§ **DATA SHOWN**:
>> START
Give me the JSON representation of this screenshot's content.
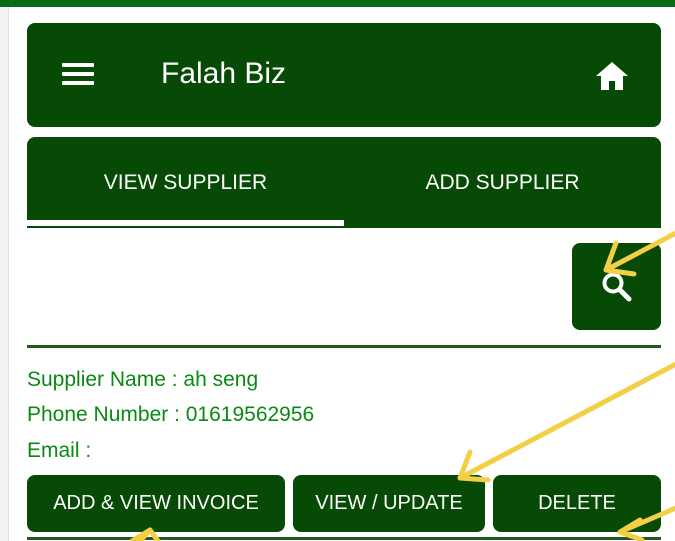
{
  "colors": {
    "primary": "#064a06",
    "accent_text": "#0a8a14",
    "on_primary": "#ffffff",
    "annotation": "#f2cf45"
  },
  "app_bar": {
    "title": "Falah Biz",
    "menu_icon": "menu-icon",
    "home_icon": "home-icon"
  },
  "tabs": [
    {
      "label": "VIEW SUPPLIER",
      "selected": true
    },
    {
      "label": "ADD SUPPLIER",
      "selected": false
    }
  ],
  "search": {
    "icon": "search-icon"
  },
  "supplier": {
    "name_line": "Supplier Name : ah seng",
    "phone_line": "Phone Number : 01619562956",
    "email_line": "Email :"
  },
  "actions": {
    "invoice_label": "ADD & VIEW INVOICE",
    "update_label": "VIEW / UPDATE",
    "delete_label": "DELETE"
  },
  "annotations": {
    "icon": "arrow-icon",
    "count": 5
  }
}
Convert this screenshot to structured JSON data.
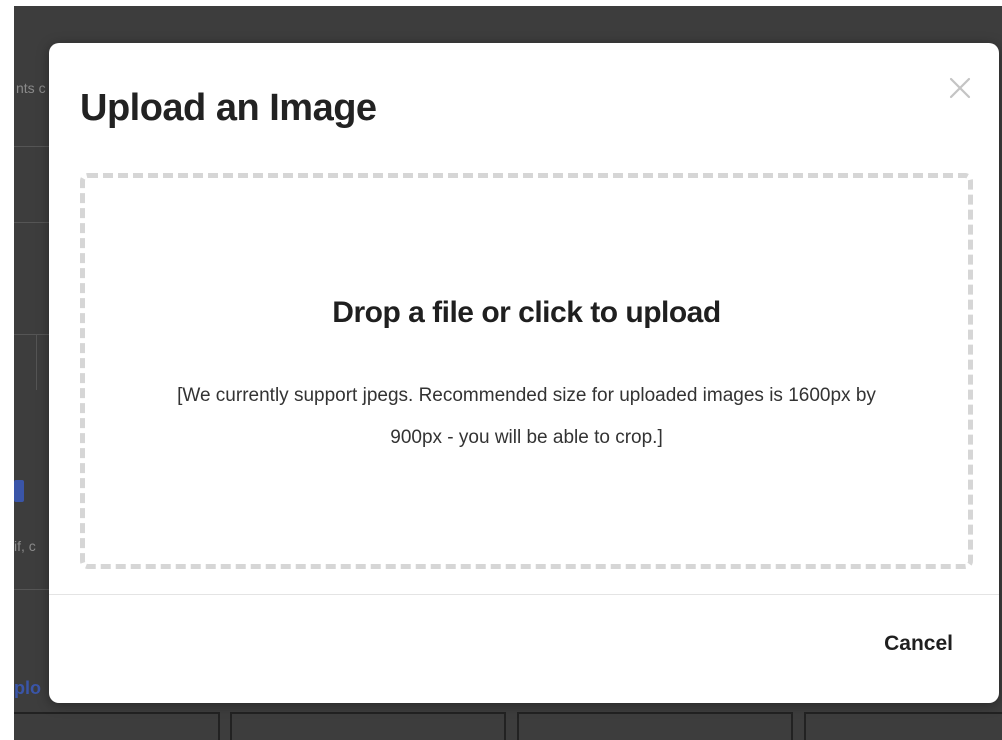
{
  "background": {
    "partial_text_top": "nts c",
    "partial_text_bottom": "if, c",
    "partial_link": "plo"
  },
  "modal": {
    "title": "Upload an Image",
    "close_icon": "close-icon",
    "dropzone": {
      "title": "Drop a file or click to upload",
      "description": "[We currently support jpegs. Recommended size for uploaded images is 1600px by 900px - you will be able to crop.]"
    },
    "footer": {
      "cancel_label": "Cancel"
    }
  },
  "colors": {
    "overlay": "#3d3d3d",
    "modal_bg": "#ffffff",
    "text_primary": "#222222",
    "dropzone_border": "#d6d6d6",
    "link_blue": "#3a55a8"
  }
}
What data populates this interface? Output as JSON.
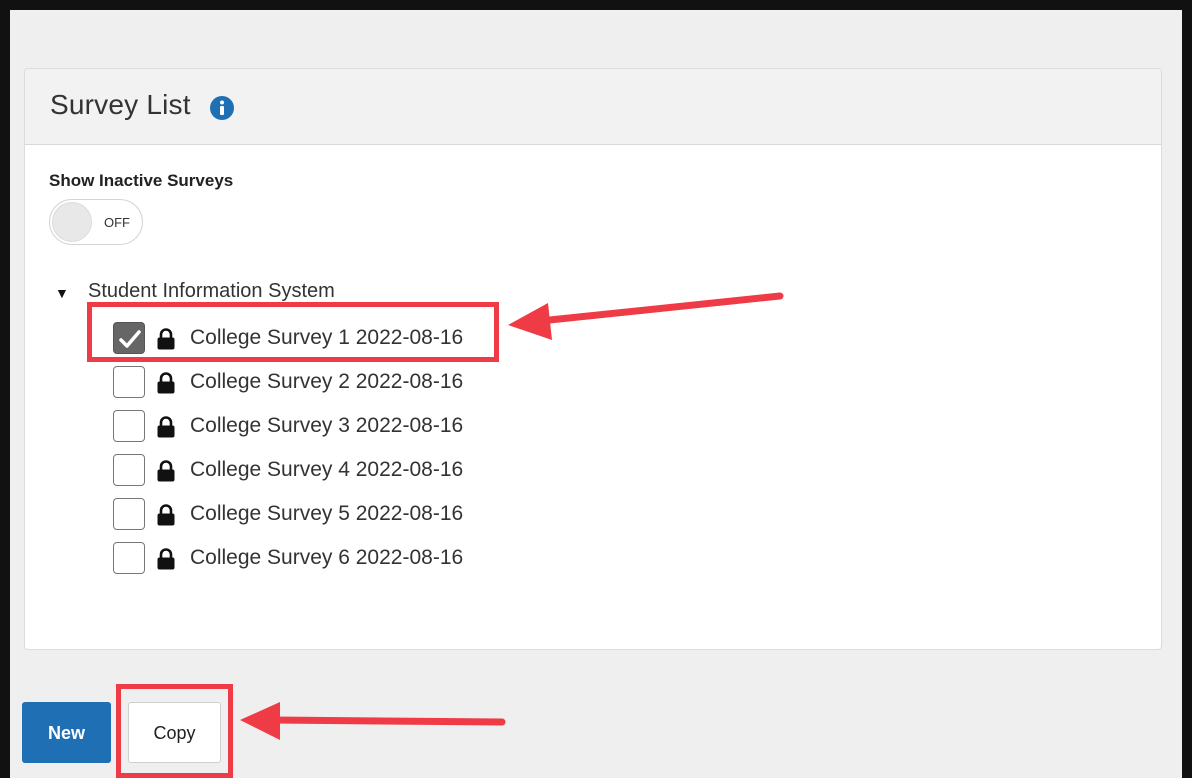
{
  "panel": {
    "title": "Survey List",
    "info_icon": "info-icon"
  },
  "toggle": {
    "label": "Show Inactive Surveys",
    "state_text": "OFF",
    "on": false
  },
  "tree": {
    "root_label": "Student Information System",
    "expanded": true,
    "items": [
      {
        "label": "College Survey 1 2022-08-16",
        "checked": true,
        "locked": true
      },
      {
        "label": "College Survey 2 2022-08-16",
        "checked": false,
        "locked": true
      },
      {
        "label": "College Survey 3 2022-08-16",
        "checked": false,
        "locked": true
      },
      {
        "label": "College Survey 4 2022-08-16",
        "checked": false,
        "locked": true
      },
      {
        "label": "College Survey 5 2022-08-16",
        "checked": false,
        "locked": true
      },
      {
        "label": "College Survey 6 2022-08-16",
        "checked": false,
        "locked": true
      }
    ]
  },
  "actions": {
    "new_label": "New",
    "copy_label": "Copy"
  },
  "colors": {
    "primary": "#1f6fb5",
    "highlight": "#ef3b45",
    "checkbox_checked": "#666666"
  }
}
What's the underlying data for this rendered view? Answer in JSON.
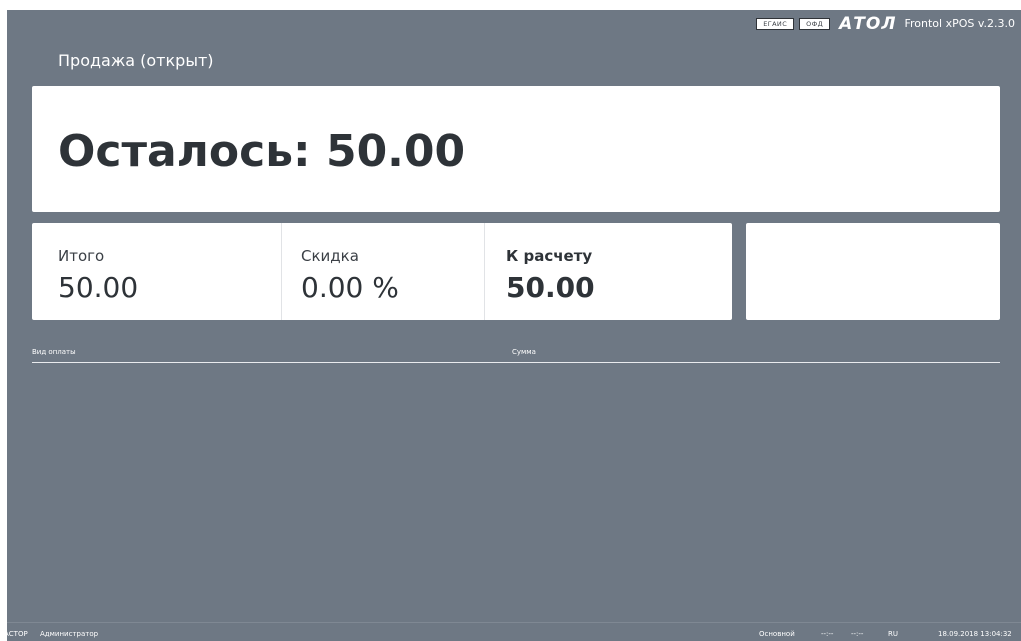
{
  "header": {
    "chips": [
      "ЕГАИС",
      "ОФД"
    ],
    "logo": "АТОЛ",
    "version": "Frontol xPOS v.2.3.0"
  },
  "document_status": "Продажа (открыт)",
  "remaining": "Осталось: 50.00",
  "totals": {
    "total_label": "Итого",
    "total_value": "50.00",
    "discount_label": "Скидка",
    "discount_value": "0.00 %",
    "payable_label": "К расчету",
    "payable_value": "50.00"
  },
  "payments": {
    "columns": [
      "Вид оплаты",
      "Сумма"
    ],
    "rows": []
  },
  "footer": {
    "station": "АСТОР",
    "user": "Администратор",
    "mode": "Основной",
    "field1": "--:--",
    "field2": "--:--",
    "language": "RU",
    "datetime": "18.09.2018 13:04:32"
  },
  "colors": {
    "background": "#6e7884",
    "card": "#ffffff",
    "text_dark": "#2e3338"
  }
}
>> END
§ **WHAT THE TASK REQUIRES**: Make a word-for-word copy of the entries, without any pictures.

§ **RESULT FOR THIS EXERCISE**:
Give me the JSON representation of this screenshot's content.
{
  "colors": {
    "primary": "#064a06",
    "accent_text": "#0a8a14",
    "on_primary": "#ffffff",
    "annotation": "#f2cf45"
  },
  "app_bar": {
    "title": "Falah Biz",
    "menu_icon": "menu-icon",
    "home_icon": "home-icon"
  },
  "tabs": [
    {
      "label": "VIEW SUPPLIER",
      "selected": true
    },
    {
      "label": "ADD SUPPLIER",
      "selected": false
    }
  ],
  "search": {
    "icon": "search-icon"
  },
  "supplier": {
    "name_line": "Supplier Name : ah seng",
    "phone_line": "Phone Number : 01619562956",
    "email_line": "Email :"
  },
  "actions": {
    "invoice_label": "ADD & VIEW INVOICE",
    "update_label": "VIEW / UPDATE",
    "delete_label": "DELETE"
  },
  "annotations": {
    "icon": "arrow-icon",
    "count": 5
  }
}
Convert this screenshot to structured JSON data.
{
  "background": {
    "partial_text_top": "nts c",
    "partial_text_bottom": "if, c",
    "partial_link": "plo"
  },
  "modal": {
    "title": "Upload an Image",
    "close_icon": "close-icon",
    "dropzone": {
      "title": "Drop a file or click to upload",
      "description": "[We currently support jpegs. Recommended size for uploaded images is 1600px by 900px - you will be able to crop.]"
    },
    "footer": {
      "cancel_label": "Cancel"
    }
  },
  "colors": {
    "overlay": "#3d3d3d",
    "modal_bg": "#ffffff",
    "text_primary": "#222222",
    "dropzone_border": "#d6d6d6",
    "link_blue": "#3a55a8"
  }
}
What data populates this interface? Output as JSON.
{
  "panel": {
    "title": "Survey List",
    "info_icon": "info-icon"
  },
  "toggle": {
    "label": "Show Inactive Surveys",
    "state_text": "OFF",
    "on": false
  },
  "tree": {
    "root_label": "Student Information System",
    "expanded": true,
    "items": [
      {
        "label": "College Survey 1 2022-08-16",
        "checked": true,
        "locked": true
      },
      {
        "label": "College Survey 2 2022-08-16",
        "checked": false,
        "locked": true
      },
      {
        "label": "College Survey 3 2022-08-16",
        "checked": false,
        "locked": true
      },
      {
        "label": "College Survey 4 2022-08-16",
        "checked": false,
        "locked": true
      },
      {
        "label": "College Survey 5 2022-08-16",
        "checked": false,
        "locked": true
      },
      {
        "label": "College Survey 6 2022-08-16",
        "checked": false,
        "locked": true
      }
    ]
  },
  "actions": {
    "new_label": "New",
    "copy_label": "Copy"
  },
  "colors": {
    "primary": "#1f6fb5",
    "highlight": "#ef3b45",
    "checkbox_checked": "#666666"
  }
}
What's the underlying data for this rendered view? Answer in JSON.
{
  "header": {
    "chips": [
      "ЕГАИС",
      "ОФД"
    ],
    "logo": "АТОЛ",
    "version": "Frontol xPOS v.2.3.0"
  },
  "document_status": "Продажа (открыт)",
  "remaining": "Осталось: 50.00",
  "totals": {
    "total_label": "Итого",
    "total_value": "50.00",
    "discount_label": "Скидка",
    "discount_value": "0.00 %",
    "payable_label": "К расчету",
    "payable_value": "50.00"
  },
  "payments": {
    "columns": [
      "Вид оплаты",
      "Сумма"
    ],
    "rows": []
  },
  "footer": {
    "station": "АСТОР",
    "user": "Администратор",
    "mode": "Основной",
    "field1": "--:--",
    "field2": "--:--",
    "language": "RU",
    "datetime": "18.09.2018 13:04:32"
  },
  "colors": {
    "background": "#6e7884",
    "card": "#ffffff",
    "text_dark": "#2e3338"
  }
}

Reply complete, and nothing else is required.